Dataset records:
>> start
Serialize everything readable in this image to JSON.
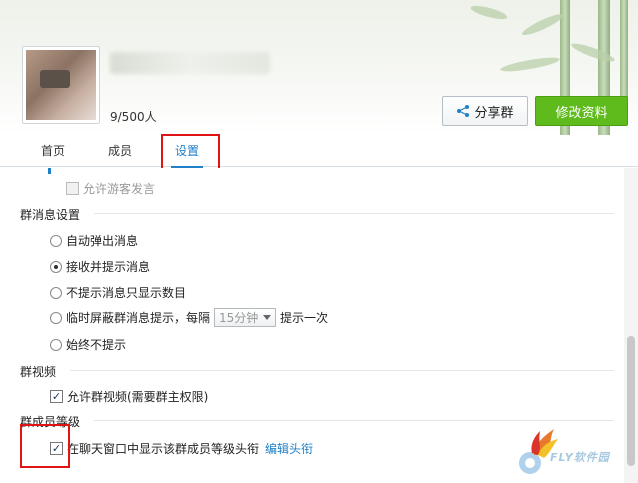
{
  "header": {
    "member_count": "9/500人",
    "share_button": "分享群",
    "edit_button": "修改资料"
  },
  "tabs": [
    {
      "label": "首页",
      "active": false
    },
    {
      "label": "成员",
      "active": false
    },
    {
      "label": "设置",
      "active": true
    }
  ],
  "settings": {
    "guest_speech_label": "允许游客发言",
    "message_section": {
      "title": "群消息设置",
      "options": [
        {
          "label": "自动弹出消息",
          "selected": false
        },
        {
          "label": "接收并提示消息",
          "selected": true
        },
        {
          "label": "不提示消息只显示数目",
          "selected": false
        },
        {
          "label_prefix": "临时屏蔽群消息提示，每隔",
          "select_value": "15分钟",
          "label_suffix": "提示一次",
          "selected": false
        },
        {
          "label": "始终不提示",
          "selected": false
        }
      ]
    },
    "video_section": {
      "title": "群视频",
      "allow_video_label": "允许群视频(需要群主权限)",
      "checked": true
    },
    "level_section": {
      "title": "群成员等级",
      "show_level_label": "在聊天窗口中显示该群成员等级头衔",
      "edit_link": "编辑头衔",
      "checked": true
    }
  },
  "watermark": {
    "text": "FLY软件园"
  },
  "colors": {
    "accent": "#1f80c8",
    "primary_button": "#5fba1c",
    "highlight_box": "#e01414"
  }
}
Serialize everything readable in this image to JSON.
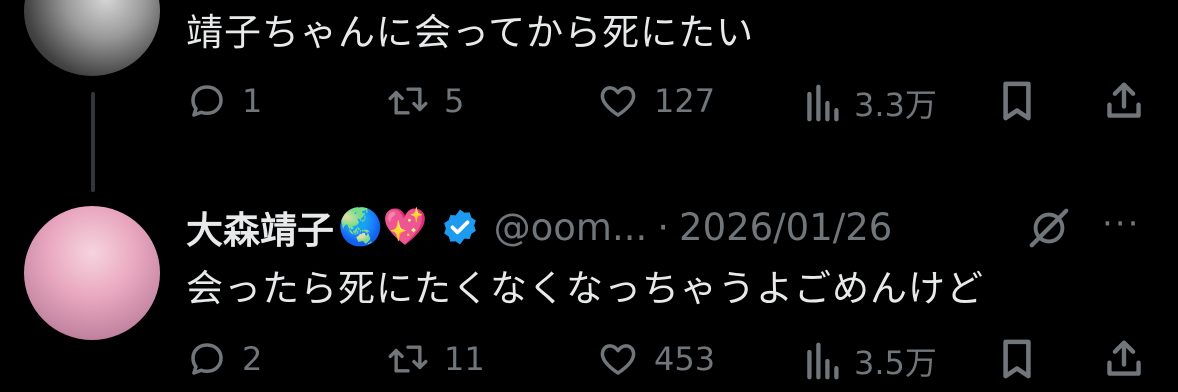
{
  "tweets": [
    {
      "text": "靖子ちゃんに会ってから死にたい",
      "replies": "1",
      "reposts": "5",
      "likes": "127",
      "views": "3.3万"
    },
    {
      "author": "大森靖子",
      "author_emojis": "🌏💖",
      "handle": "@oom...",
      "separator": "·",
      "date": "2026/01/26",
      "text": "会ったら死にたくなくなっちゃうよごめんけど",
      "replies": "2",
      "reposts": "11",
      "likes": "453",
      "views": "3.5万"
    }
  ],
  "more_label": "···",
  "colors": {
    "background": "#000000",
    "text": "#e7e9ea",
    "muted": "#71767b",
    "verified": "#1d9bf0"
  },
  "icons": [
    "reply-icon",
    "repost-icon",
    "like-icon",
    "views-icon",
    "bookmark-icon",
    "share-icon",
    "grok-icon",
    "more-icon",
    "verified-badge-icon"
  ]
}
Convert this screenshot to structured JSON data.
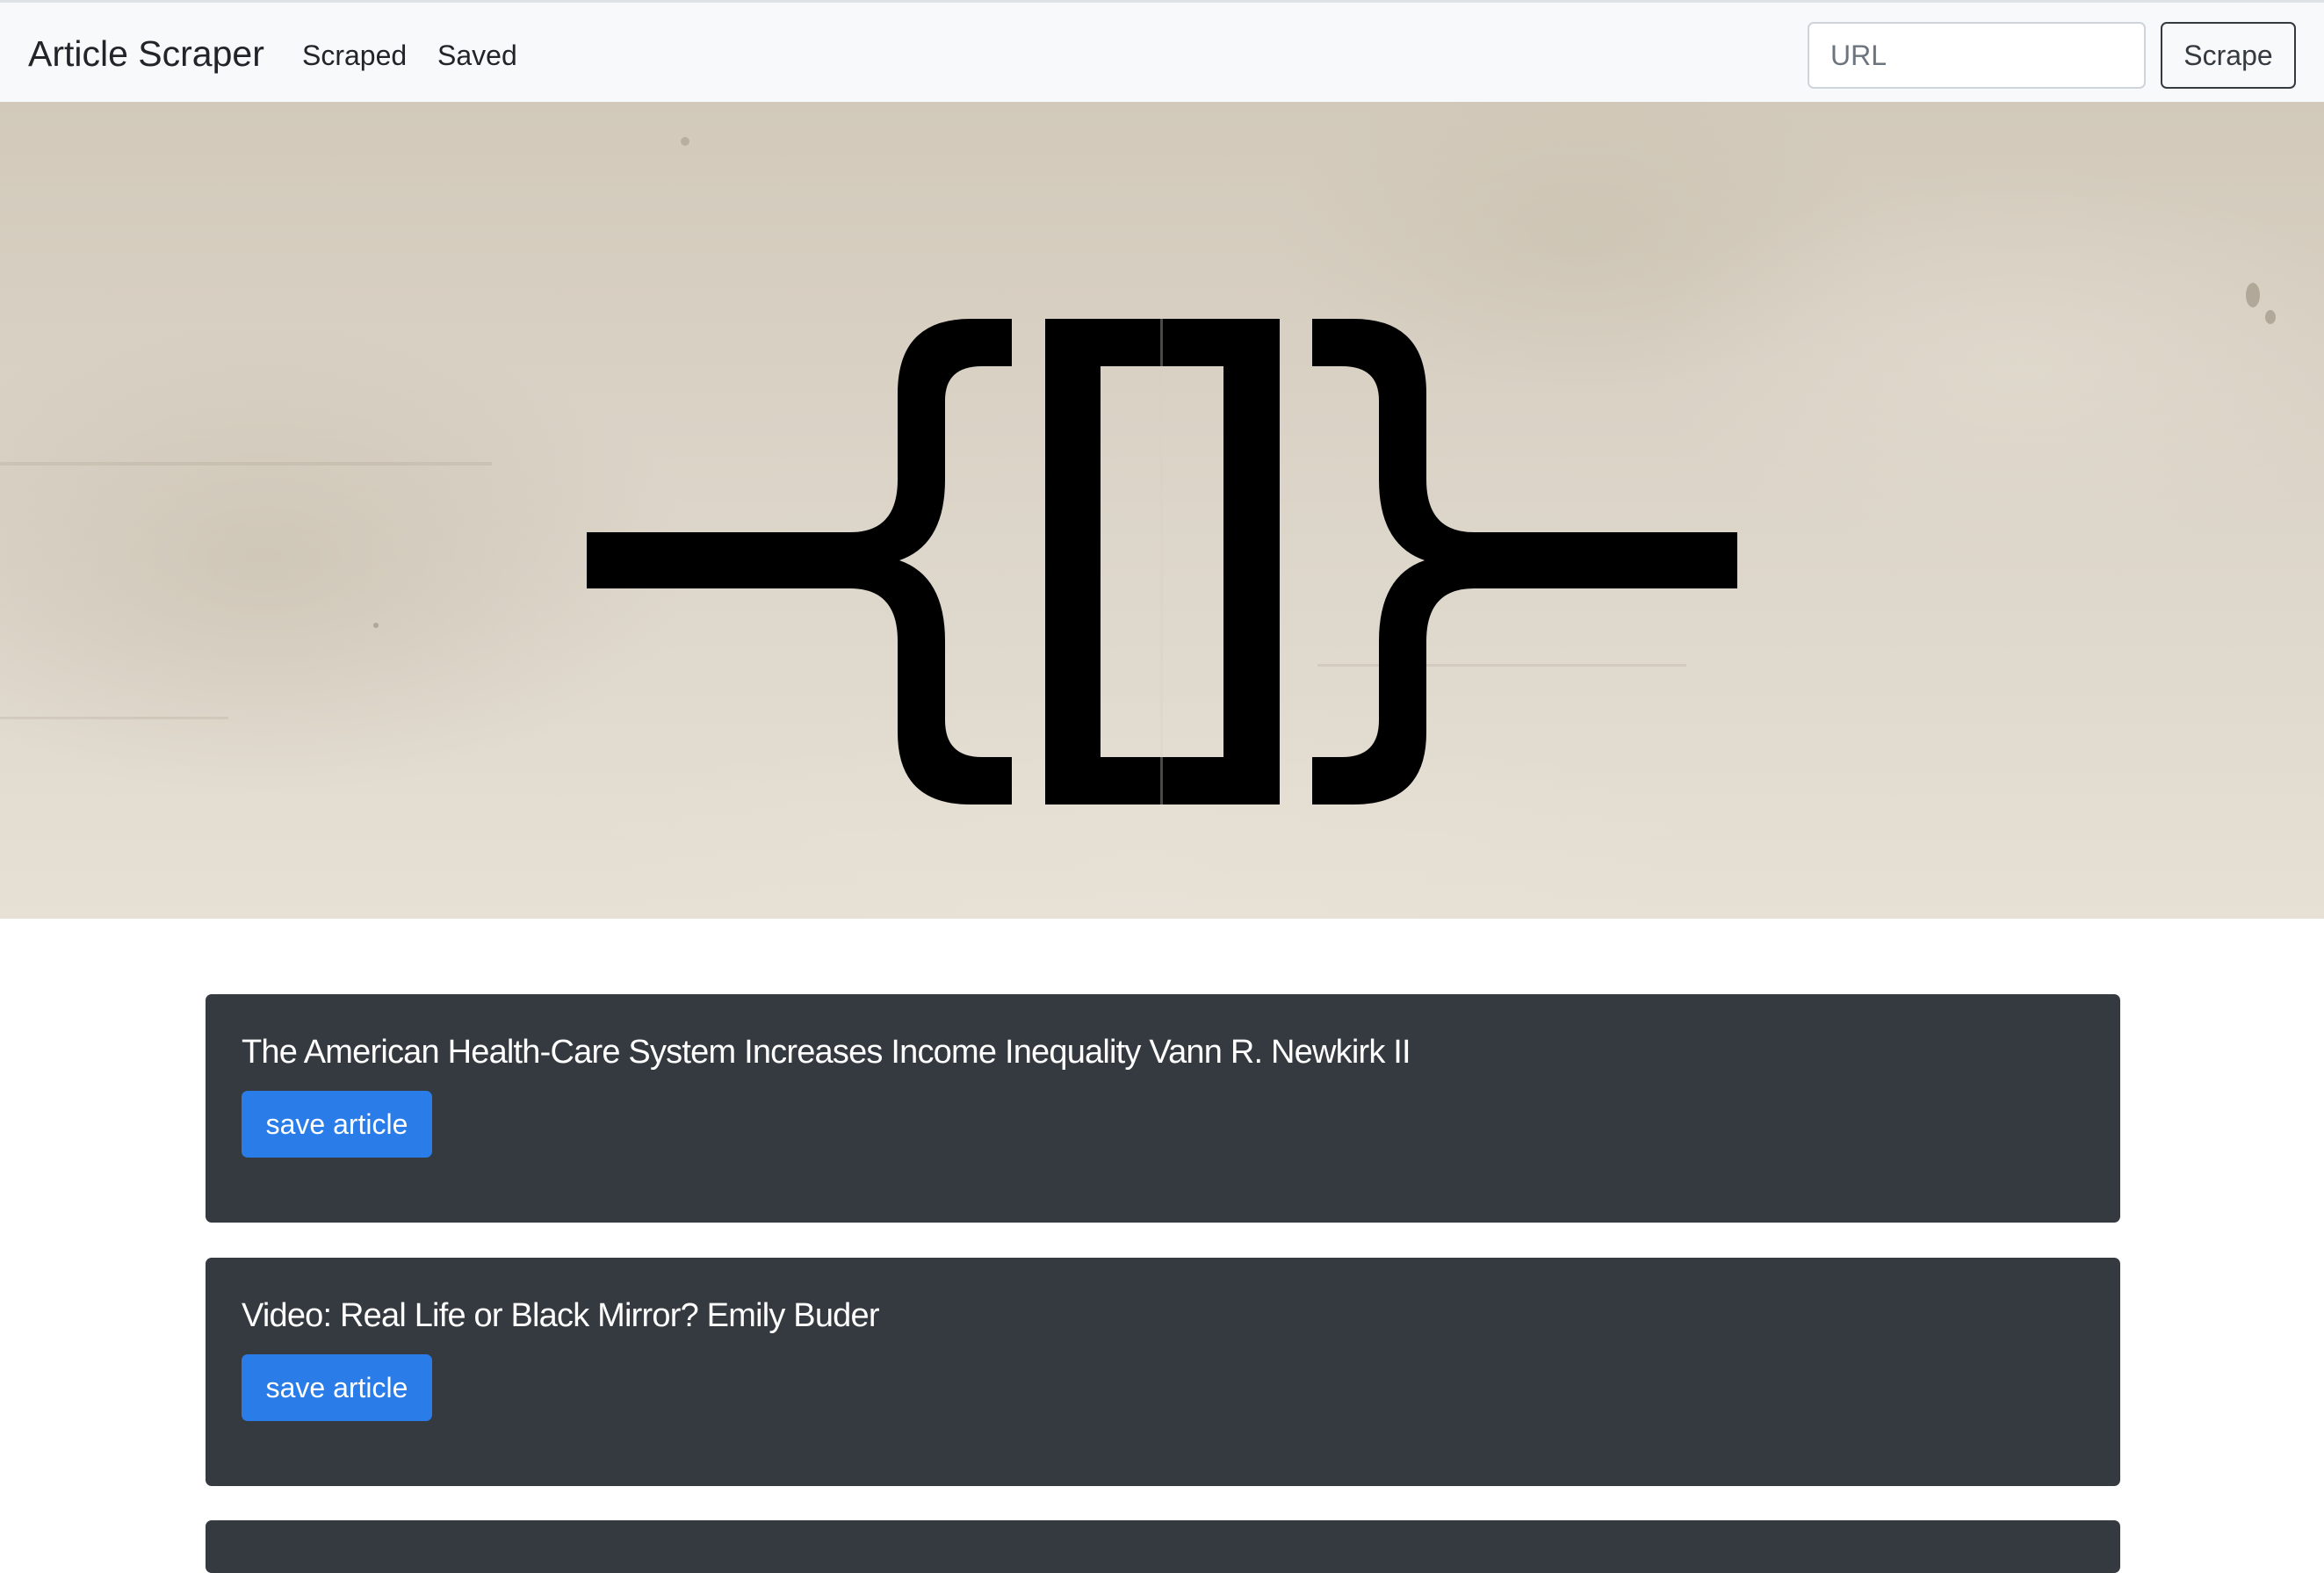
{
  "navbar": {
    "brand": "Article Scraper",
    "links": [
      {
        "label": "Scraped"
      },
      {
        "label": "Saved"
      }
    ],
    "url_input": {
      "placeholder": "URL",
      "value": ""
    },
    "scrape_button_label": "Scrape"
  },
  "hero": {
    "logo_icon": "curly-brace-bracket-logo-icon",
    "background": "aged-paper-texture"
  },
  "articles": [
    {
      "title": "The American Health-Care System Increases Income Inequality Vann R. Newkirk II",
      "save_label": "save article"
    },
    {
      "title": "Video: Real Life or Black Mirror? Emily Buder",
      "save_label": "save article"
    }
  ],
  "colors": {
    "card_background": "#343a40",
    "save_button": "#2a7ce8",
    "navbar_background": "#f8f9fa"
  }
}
>> end
>> start
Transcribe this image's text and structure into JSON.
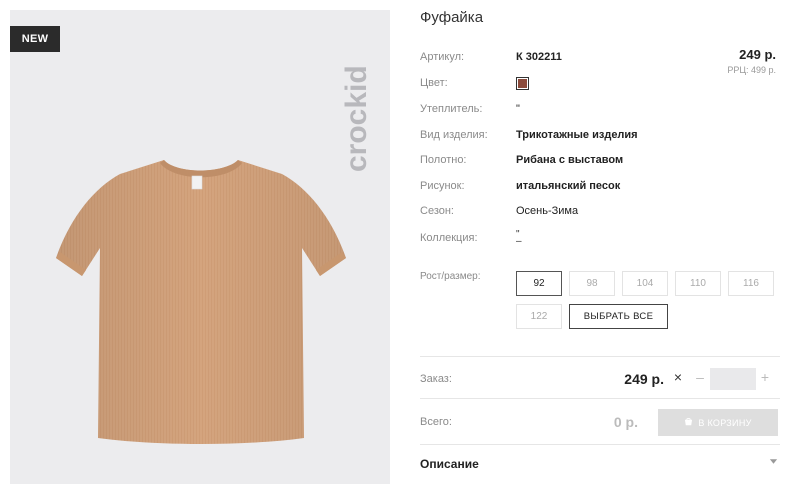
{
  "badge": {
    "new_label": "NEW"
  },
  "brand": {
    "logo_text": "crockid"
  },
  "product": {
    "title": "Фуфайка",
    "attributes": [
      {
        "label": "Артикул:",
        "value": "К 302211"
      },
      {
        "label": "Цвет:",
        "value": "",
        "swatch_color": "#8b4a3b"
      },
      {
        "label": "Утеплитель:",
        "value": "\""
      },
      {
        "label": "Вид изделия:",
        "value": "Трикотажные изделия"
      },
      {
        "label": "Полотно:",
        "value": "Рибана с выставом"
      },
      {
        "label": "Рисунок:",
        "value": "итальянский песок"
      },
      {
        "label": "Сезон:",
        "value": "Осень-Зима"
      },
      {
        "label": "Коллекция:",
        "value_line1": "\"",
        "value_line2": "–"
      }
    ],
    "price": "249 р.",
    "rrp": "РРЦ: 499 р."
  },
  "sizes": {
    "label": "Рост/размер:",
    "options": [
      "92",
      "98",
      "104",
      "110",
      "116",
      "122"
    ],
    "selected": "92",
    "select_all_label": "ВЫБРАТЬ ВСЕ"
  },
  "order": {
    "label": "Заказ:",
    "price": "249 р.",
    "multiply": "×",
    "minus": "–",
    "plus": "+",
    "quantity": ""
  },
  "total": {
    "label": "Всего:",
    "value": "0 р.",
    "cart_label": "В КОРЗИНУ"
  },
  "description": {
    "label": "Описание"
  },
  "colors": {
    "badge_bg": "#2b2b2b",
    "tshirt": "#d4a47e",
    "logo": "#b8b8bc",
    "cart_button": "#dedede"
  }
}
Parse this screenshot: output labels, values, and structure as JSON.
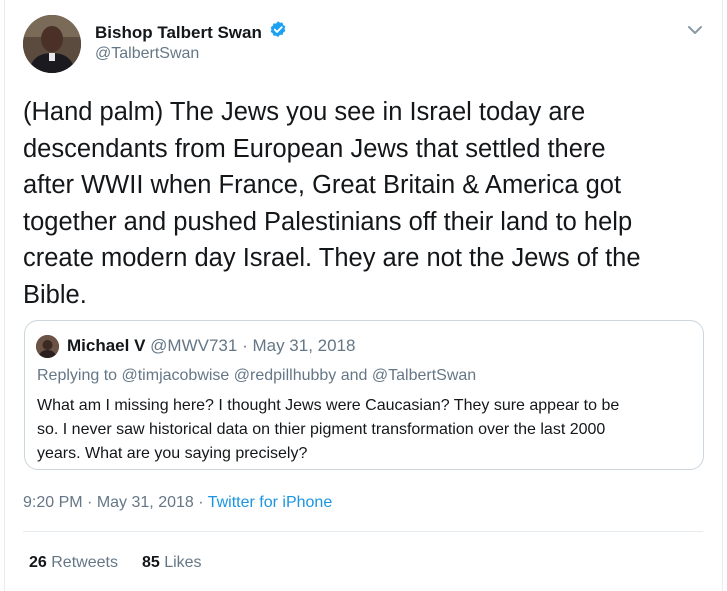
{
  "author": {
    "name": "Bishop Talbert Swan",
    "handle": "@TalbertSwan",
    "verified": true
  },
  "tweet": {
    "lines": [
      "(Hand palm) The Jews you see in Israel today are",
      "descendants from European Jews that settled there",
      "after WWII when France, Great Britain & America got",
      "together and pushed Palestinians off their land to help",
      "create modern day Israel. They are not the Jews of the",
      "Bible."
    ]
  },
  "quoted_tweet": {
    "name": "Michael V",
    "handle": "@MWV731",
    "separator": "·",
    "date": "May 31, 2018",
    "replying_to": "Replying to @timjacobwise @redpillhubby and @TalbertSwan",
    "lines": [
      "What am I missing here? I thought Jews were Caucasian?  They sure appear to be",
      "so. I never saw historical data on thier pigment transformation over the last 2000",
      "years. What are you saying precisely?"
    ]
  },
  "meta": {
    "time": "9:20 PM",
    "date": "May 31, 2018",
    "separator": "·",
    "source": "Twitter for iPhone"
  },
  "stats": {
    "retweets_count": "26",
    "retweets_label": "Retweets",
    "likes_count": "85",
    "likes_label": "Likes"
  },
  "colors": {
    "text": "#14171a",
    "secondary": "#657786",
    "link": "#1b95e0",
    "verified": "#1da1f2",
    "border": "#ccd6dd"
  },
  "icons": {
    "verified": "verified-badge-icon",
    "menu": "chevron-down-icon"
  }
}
>> end
-- What is required --
Filter the entries and copy out every line with the word "screenshot".

-- Correct result --
Convert this screenshot to structured JSON data.
Parse this screenshot: output labels, values, and structure as JSON.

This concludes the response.